→ What you are asked to do
Keep the wording of each record exactly the same when you repeat it, and leave out pictures.

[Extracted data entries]
---+---

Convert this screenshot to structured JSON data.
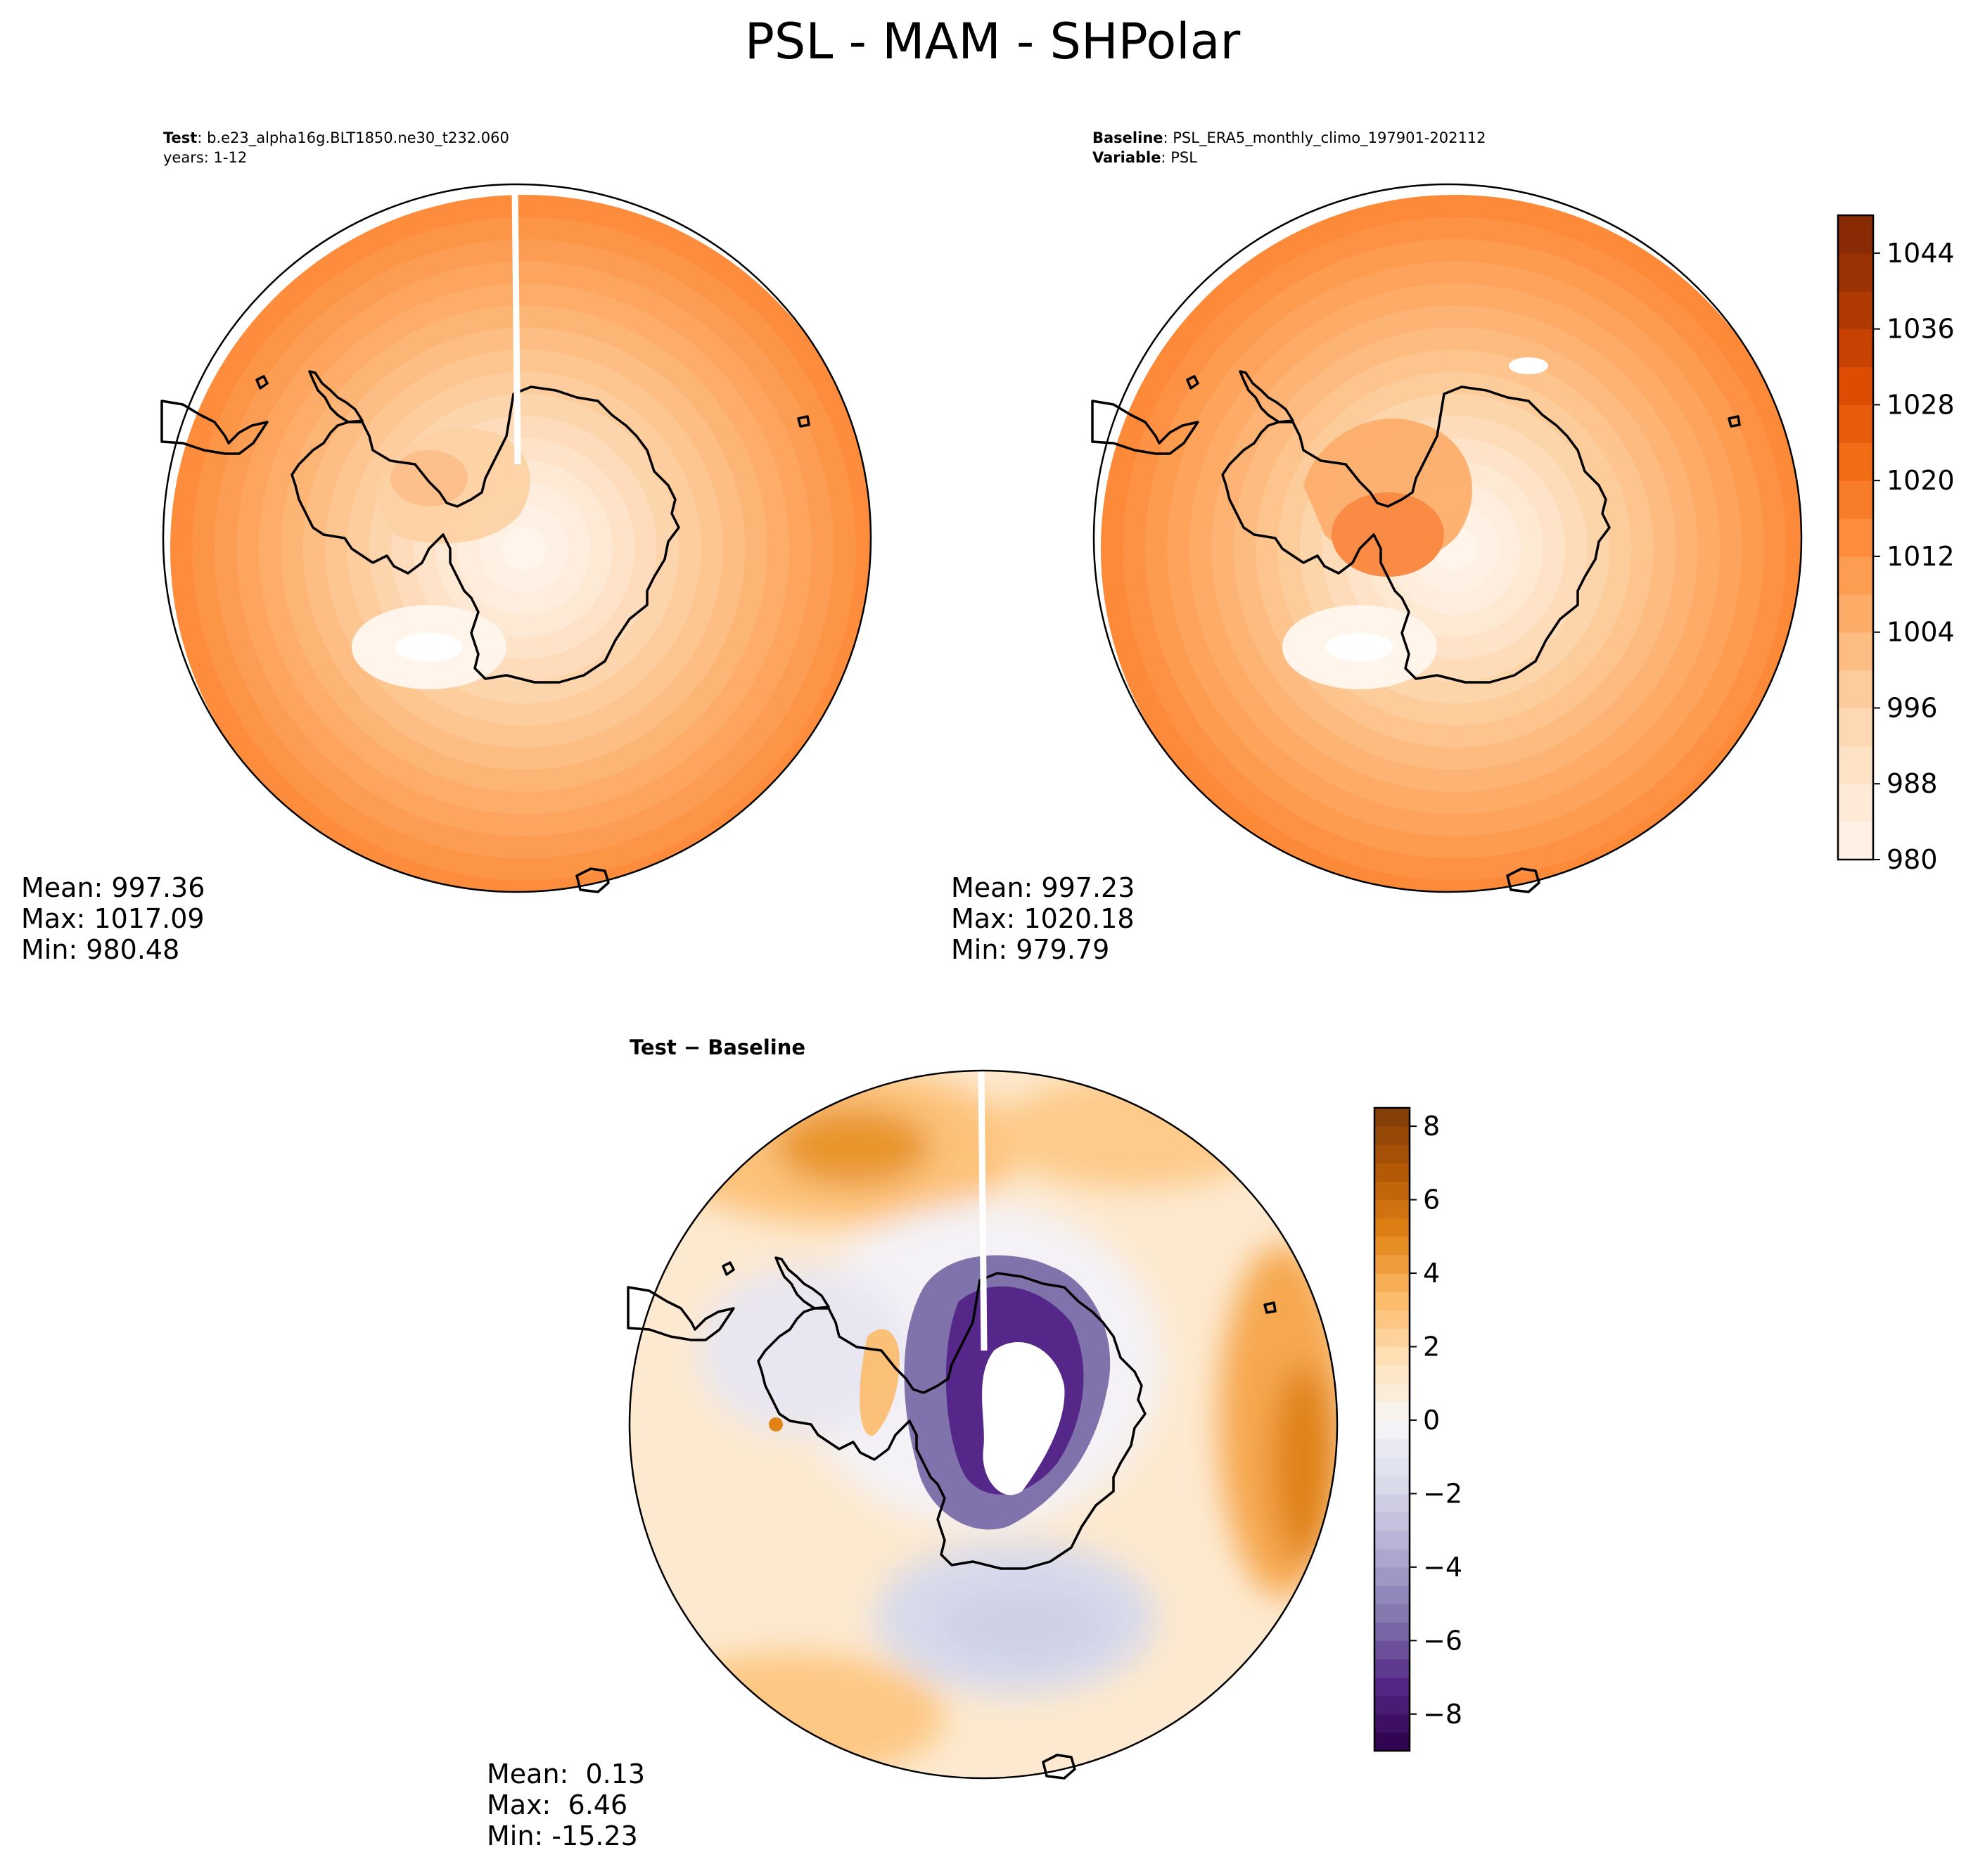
{
  "figure": {
    "title": "PSL - MAM - SHPolar"
  },
  "test_panel": {
    "header_label": "Test",
    "header_value": ": b.e23_alpha16g.BLT1850.ne30_t232.060",
    "header_line2": "years: 1-12",
    "stats": [
      "Mean: 997.36",
      "Max: 1017.09",
      "Min: 980.48"
    ]
  },
  "baseline_panel": {
    "header_label": "Baseline",
    "header_value": ": PSL_ERA5_monthly_climo_197901-202112",
    "header2_label": "Variable",
    "header2_value": ": PSL",
    "stats": [
      "Mean: 997.23",
      "Max: 1020.18",
      "Min: 979.79"
    ]
  },
  "diff_panel": {
    "title_a": "Test",
    "title_op": " − ",
    "title_b": "Baseline",
    "stats": [
      "Mean:  0.13",
      "Max:  6.46",
      "Min: -15.23"
    ]
  },
  "colors": {
    "oranges": [
      "#fff5eb",
      "#fee6ce",
      "#fdd0a2",
      "#fdae6b",
      "#fd8d3c",
      "#f16913",
      "#d94801",
      "#a63603",
      "#7f2704"
    ],
    "puor_neg": [
      "#2d004b",
      "#542788",
      "#8073ac",
      "#b2abd2",
      "#d8daeb",
      "#f7f7f7"
    ],
    "puor_pos": [
      "#f7f7f7",
      "#fee0b6",
      "#fdb863",
      "#e08214",
      "#b35806",
      "#7f3b08"
    ],
    "coastline": "#000000"
  },
  "chart_data": [
    {
      "type": "heatmap",
      "name": "",
      "projection": "south-polar-stereographic",
      "colormap": "Oranges",
      "colorbar_range": [
        980,
        1048
      ],
      "colorbar_ticks": [
        "980",
        "988",
        "996",
        "1004",
        "1012",
        "1020",
        "1028",
        "1036",
        "1044"
      ],
      "mean": 997.36,
      "max": 1017.09,
      "min": 980.48
    },
    {
      "type": "heatmap",
      "name": "",
      "projection": "south-polar-stereographic",
      "colormap": "Oranges",
      "mean": 997.23,
      "max": 1020.18,
      "min": 979.79
    },
    {
      "type": "heatmap",
      "name": "",
      "projection": "south-polar-stereographic",
      "colormap": "PuOr_r",
      "colorbar_range": [
        -9,
        8.5
      ],
      "colorbar_ticks": [
        "8",
        "6",
        "4",
        "2",
        "0",
        "−2",
        "−4",
        "−6",
        "−8"
      ],
      "mean": 0.13,
      "max": 6.46,
      "min": -15.23
    }
  ]
}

---+---

→ Solution
Convert this screenshot to structured JSON data.
{
  "figure": {
    "title": "PSL - MAM - SHPolar"
  },
  "test_panel": {
    "header_label": "Test",
    "header_value": ": b.e23_alpha16g.BLT1850.ne30_t232.060",
    "header_line2": "years: 1-12",
    "stats": [
      "Mean: 997.36",
      "Max: 1017.09",
      "Min: 980.48"
    ]
  },
  "baseline_panel": {
    "header_label": "Baseline",
    "header_value": ": PSL_ERA5_monthly_climo_197901-202112",
    "header2_label": "Variable",
    "header2_value": ": PSL",
    "stats": [
      "Mean: 997.23",
      "Max: 1020.18",
      "Min: 979.79"
    ]
  },
  "diff_panel": {
    "title_a": "Test",
    "title_op": " − ",
    "title_b": "Baseline",
    "stats": [
      "Mean:  0.13",
      "Max:  6.46",
      "Min: -15.23"
    ]
  },
  "colors": {
    "oranges": [
      "#fff5eb",
      "#fee6ce",
      "#fdd0a2",
      "#fdae6b",
      "#fd8d3c",
      "#f16913",
      "#d94801",
      "#a63603",
      "#7f2704"
    ],
    "puor_neg": [
      "#2d004b",
      "#542788",
      "#8073ac",
      "#b2abd2",
      "#d8daeb",
      "#f7f7f7"
    ],
    "puor_pos": [
      "#f7f7f7",
      "#fee0b6",
      "#fdb863",
      "#e08214",
      "#b35806",
      "#7f3b08"
    ],
    "coastline": "#000000"
  },
  "chart_data": [
    {
      "type": "heatmap",
      "name": "",
      "projection": "south-polar-stereographic",
      "colormap": "Oranges",
      "colorbar_range": [
        980,
        1048
      ],
      "colorbar_ticks": [
        "980",
        "988",
        "996",
        "1004",
        "1012",
        "1020",
        "1028",
        "1036",
        "1044"
      ],
      "mean": 997.36,
      "max": 1017.09,
      "min": 980.48
    },
    {
      "type": "heatmap",
      "name": "",
      "projection": "south-polar-stereographic",
      "colormap": "Oranges",
      "mean": 997.23,
      "max": 1020.18,
      "min": 979.79
    },
    {
      "type": "heatmap",
      "name": "",
      "projection": "south-polar-stereographic",
      "colormap": "PuOr_r",
      "colorbar_range": [
        -9,
        8.5
      ],
      "colorbar_ticks": [
        "8",
        "6",
        "4",
        "2",
        "0",
        "−2",
        "−4",
        "−6",
        "−8"
      ],
      "mean": 0.13,
      "max": 6.46,
      "min": -15.23
    }
  ]
}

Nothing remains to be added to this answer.